Reproduce all records verbatim.

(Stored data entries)
● ● ●

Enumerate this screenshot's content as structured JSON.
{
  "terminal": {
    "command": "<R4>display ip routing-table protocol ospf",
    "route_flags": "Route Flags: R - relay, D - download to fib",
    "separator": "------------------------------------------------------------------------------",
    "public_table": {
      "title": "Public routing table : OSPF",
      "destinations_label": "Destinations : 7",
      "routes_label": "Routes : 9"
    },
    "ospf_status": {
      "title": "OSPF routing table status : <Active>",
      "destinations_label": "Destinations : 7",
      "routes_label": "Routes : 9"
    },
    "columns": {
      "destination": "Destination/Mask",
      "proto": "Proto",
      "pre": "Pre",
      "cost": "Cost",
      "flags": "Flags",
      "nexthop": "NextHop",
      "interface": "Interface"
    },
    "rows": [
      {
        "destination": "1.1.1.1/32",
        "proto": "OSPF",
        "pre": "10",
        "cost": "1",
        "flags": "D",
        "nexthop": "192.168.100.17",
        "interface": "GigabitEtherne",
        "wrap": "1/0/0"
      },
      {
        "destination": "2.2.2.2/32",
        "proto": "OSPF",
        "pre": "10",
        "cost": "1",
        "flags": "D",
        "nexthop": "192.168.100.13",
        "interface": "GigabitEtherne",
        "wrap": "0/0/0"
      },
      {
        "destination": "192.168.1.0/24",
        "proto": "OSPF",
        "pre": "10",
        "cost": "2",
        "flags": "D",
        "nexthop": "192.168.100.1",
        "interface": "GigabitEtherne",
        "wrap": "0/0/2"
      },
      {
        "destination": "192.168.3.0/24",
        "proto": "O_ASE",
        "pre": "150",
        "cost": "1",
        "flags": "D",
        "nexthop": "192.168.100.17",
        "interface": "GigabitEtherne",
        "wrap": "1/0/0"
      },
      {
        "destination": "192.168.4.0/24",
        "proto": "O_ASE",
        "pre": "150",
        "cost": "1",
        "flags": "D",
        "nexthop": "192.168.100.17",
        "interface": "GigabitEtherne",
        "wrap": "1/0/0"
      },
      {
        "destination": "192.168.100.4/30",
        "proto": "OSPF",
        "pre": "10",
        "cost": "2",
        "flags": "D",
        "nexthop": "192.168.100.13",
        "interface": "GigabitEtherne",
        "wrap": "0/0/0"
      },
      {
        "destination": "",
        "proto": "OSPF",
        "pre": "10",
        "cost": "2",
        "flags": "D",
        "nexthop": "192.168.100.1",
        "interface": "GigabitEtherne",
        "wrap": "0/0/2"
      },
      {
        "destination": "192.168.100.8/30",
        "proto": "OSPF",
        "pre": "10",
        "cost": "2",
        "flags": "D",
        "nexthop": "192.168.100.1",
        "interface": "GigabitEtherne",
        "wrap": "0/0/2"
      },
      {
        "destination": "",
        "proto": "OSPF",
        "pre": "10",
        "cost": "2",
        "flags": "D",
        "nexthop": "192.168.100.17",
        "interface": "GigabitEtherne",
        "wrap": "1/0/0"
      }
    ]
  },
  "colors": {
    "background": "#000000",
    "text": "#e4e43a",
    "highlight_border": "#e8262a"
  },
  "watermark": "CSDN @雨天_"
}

● ● ●

● **Exercise solution**:
Enumerate this screenshot's content as structured JSON.
{
  "terminal": {
    "command": "<R4>display ip routing-table protocol ospf",
    "route_flags": "Route Flags: R - relay, D - download to fib",
    "separator": "------------------------------------------------------------------------------",
    "public_table": {
      "title": "Public routing table : OSPF",
      "destinations_label": "Destinations : 7",
      "routes_label": "Routes : 9"
    },
    "ospf_status": {
      "title": "OSPF routing table status : <Active>",
      "destinations_label": "Destinations : 7",
      "routes_label": "Routes : 9"
    },
    "columns": {
      "destination": "Destination/Mask",
      "proto": "Proto",
      "pre": "Pre",
      "cost": "Cost",
      "flags": "Flags",
      "nexthop": "NextHop",
      "interface": "Interface"
    },
    "rows": [
      {
        "destination": "1.1.1.1/32",
        "proto": "OSPF",
        "pre": "10",
        "cost": "1",
        "flags": "D",
        "nexthop": "192.168.100.17",
        "interface": "GigabitEtherne",
        "wrap": "1/0/0"
      },
      {
        "destination": "2.2.2.2/32",
        "proto": "OSPF",
        "pre": "10",
        "cost": "1",
        "flags": "D",
        "nexthop": "192.168.100.13",
        "interface": "GigabitEtherne",
        "wrap": "0/0/0"
      },
      {
        "destination": "192.168.1.0/24",
        "proto": "OSPF",
        "pre": "10",
        "cost": "2",
        "flags": "D",
        "nexthop": "192.168.100.1",
        "interface": "GigabitEtherne",
        "wrap": "0/0/2"
      },
      {
        "destination": "192.168.3.0/24",
        "proto": "O_ASE",
        "pre": "150",
        "cost": "1",
        "flags": "D",
        "nexthop": "192.168.100.17",
        "interface": "GigabitEtherne",
        "wrap": "1/0/0"
      },
      {
        "destination": "192.168.4.0/24",
        "proto": "O_ASE",
        "pre": "150",
        "cost": "1",
        "flags": "D",
        "nexthop": "192.168.100.17",
        "interface": "GigabitEtherne",
        "wrap": "1/0/0"
      },
      {
        "destination": "192.168.100.4/30",
        "proto": "OSPF",
        "pre": "10",
        "cost": "2",
        "flags": "D",
        "nexthop": "192.168.100.13",
        "interface": "GigabitEtherne",
        "wrap": "0/0/0"
      },
      {
        "destination": "",
        "proto": "OSPF",
        "pre": "10",
        "cost": "2",
        "flags": "D",
        "nexthop": "192.168.100.1",
        "interface": "GigabitEtherne",
        "wrap": "0/0/2"
      },
      {
        "destination": "192.168.100.8/30",
        "proto": "OSPF",
        "pre": "10",
        "cost": "2",
        "flags": "D",
        "nexthop": "192.168.100.1",
        "interface": "GigabitEtherne",
        "wrap": "0/0/2"
      },
      {
        "destination": "",
        "proto": "OSPF",
        "pre": "10",
        "cost": "2",
        "flags": "D",
        "nexthop": "192.168.100.17",
        "interface": "GigabitEtherne",
        "wrap": "1/0/0"
      }
    ]
  },
  "colors": {
    "background": "#000000",
    "text": "#e4e43a",
    "highlight_border": "#e8262a"
  },
  "watermark": "CSDN @雨天_"
}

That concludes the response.